> [Work required]: Using the records provided below, locate and copy each line that contains the word "April".

> [Task material]:

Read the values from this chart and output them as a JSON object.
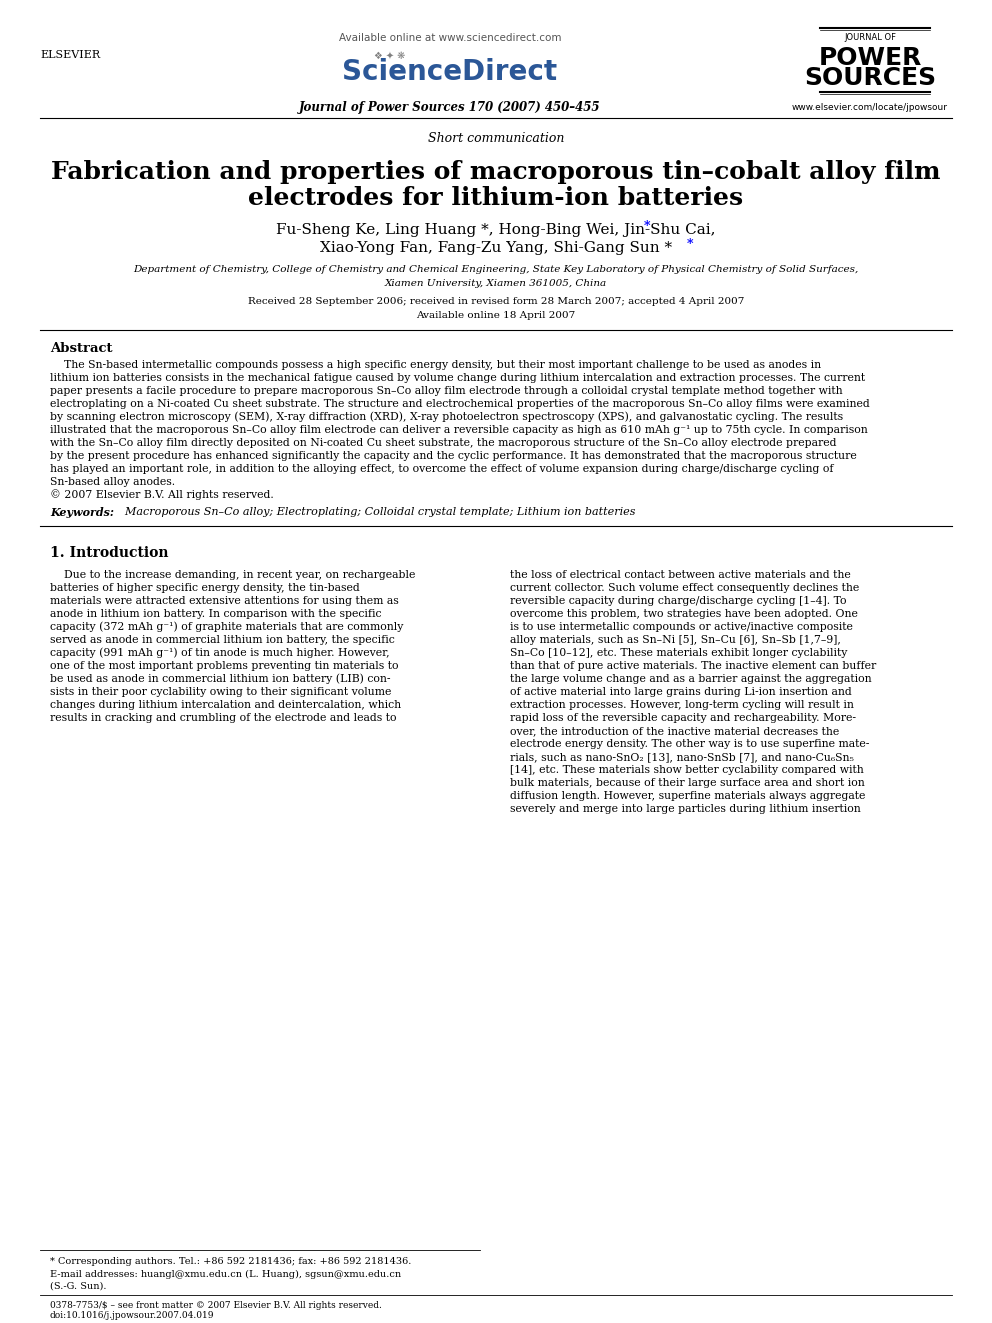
{
  "bg_color": "#ffffff",
  "header_available_online": "Available online at www.sciencedirect.com",
  "header_journal": "Journal of Power Sources 170 (2007) 450–455",
  "header_url": "www.elsevier.com/locate/jpowsour",
  "section_label": "Short communication",
  "title_line1": "Fabrication and properties of macroporous tin–cobalt alloy film",
  "title_line2": "electrodes for lithium-ion batteries",
  "authors": "Fu-Sheng Ke, Ling Huang *, Hong-Bing Wei, Jin-Shu Cai,",
  "authors2": "Xiao-Yong Fan, Fang-Zu Yang, Shi-Gang Sun *",
  "affiliation1": "Department of Chemistry, College of Chemistry and Chemical Engineering, State Key Laboratory of Physical Chemistry of Solid Surfaces,",
  "affiliation2": "Xiamen University, Xiamen 361005, China",
  "received": "Received 28 September 2006; received in revised form 28 March 2007; accepted 4 April 2007",
  "available": "Available online 18 April 2007",
  "abstract_title": "Abstract",
  "abstract_body": "The Sn-based intermetallic compounds possess a high specific energy density, but their most important challenge to be used as anodes in\nlithium ion batteries consists in the mechanical fatigue caused by volume change during lithium intercalation and extraction processes. The current\npaper presents a facile procedure to prepare macroporous Sn–Co alloy film electrode through a colloidal crystal template method together with\nelectroplating on a Ni-coated Cu sheet substrate. The structure and electrochemical properties of the macroporous Sn–Co alloy films were examined\nby scanning electron microscopy (SEM), X-ray diffraction (XRD), X-ray photoelectron spectroscopy (XPS), and galvanostatic cycling. The results\nillustrated that the macroporous Sn–Co alloy film electrode can deliver a reversible capacity as high as 610 mAh g⁻¹ up to 75th cycle. In comparison\nwith the Sn–Co alloy film directly deposited on Ni-coated Cu sheet substrate, the macroporous structure of the Sn–Co alloy electrode prepared\nby the present procedure has enhanced significantly the capacity and the cyclic performance. It has demonstrated that the macroporous structure\nhas played an important role, in addition to the alloying effect, to overcome the effect of volume expansion during charge/discharge cycling of\nSn-based alloy anodes.\n© 2007 Elsevier B.V. All rights reserved.",
  "keywords_label": "Keywords:",
  "keywords": "  Macroporous Sn–Co alloy; Electroplating; Colloidal crystal template; Lithium ion batteries",
  "section1_title": "1. Introduction",
  "intro_col1": "Due to the increase demanding, in recent year, on rechargeable batteries of higher specific energy density, the tin-based\nmaterials were attracted extensive attentions for using them as\nanode in lithium ion battery. In comparison with the specific\ncapacity (372 mAh g⁻¹) of graphite materials that are commonly\nserved as anode in commercial lithium ion battery, the specific\ncapacity (991 mAh g⁻¹) of tin anode is much higher. However,\none of the most important problems preventing tin materials to\nbe used as anode in commercial lithium ion battery (LIB) consists in their poor cyclability owing to their significant volume\nchanges during lithium intercalation and deintercalation, which\nresults in cracking and crumbling of the electrode and leads to",
  "intro_col2": "the loss of electrical contact between active materials and the\ncurrent collector. Such volume effect consequently declines the\nreversible capacity during charge/discharge cycling [1–4]. To\novercome this problem, two strategies have been adopted. One\nis to use intermetallic compounds or active/inactive composite\nalloy materials, such as Sn–Ni [5], Sn–Cu [6], Sn–Sb [1,7–9],\nSn–Co [10–12], etc. These materials exhibit longer cyclability\nthan that of pure active materials. The inactive element can buffer\nthe large volume change and as a barrier against the aggregation\nof active material into large grains during Li-ion insertion and\nextraction processes. However, long-term cycling will result in\nrapid loss of the reversible capacity and rechargeability. Moreover, the introduction of the inactive material decreases the\nelectrode energy density. The other way is to use superfine materials, such as nano-SnO₂ [13], nano-SnSb [7], and nano-Cu₆Sn₅\n[14], etc. These materials show better cyclability compared with\nbulk materials, because of their large surface area and short ion\ndiffusion length. However, superfine materials always aggregate\nseverely and merge into large particles during lithium insertion",
  "footnote1": "* Corresponding authors. Tel.: +86 592 2181436; fax: +86 592 2181436.",
  "footnote2": "E-mail addresses: huangl@xmu.edu.cn (L. Huang), sgsun@xmu.edu.cn",
  "footnote3": "(S.-G. Sun).",
  "footer1": "0378-7753/$ – see front matter © 2007 Elsevier B.V. All rights reserved.",
  "footer2": "doi:10.1016/j.jpowsour.2007.04.019"
}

> [Solution to this problem]:
  "received": "Received 28 September 2006; received in revised form 28 March 2007; accepted 4 April 2007",
  "available": "Available online 18 April 2007",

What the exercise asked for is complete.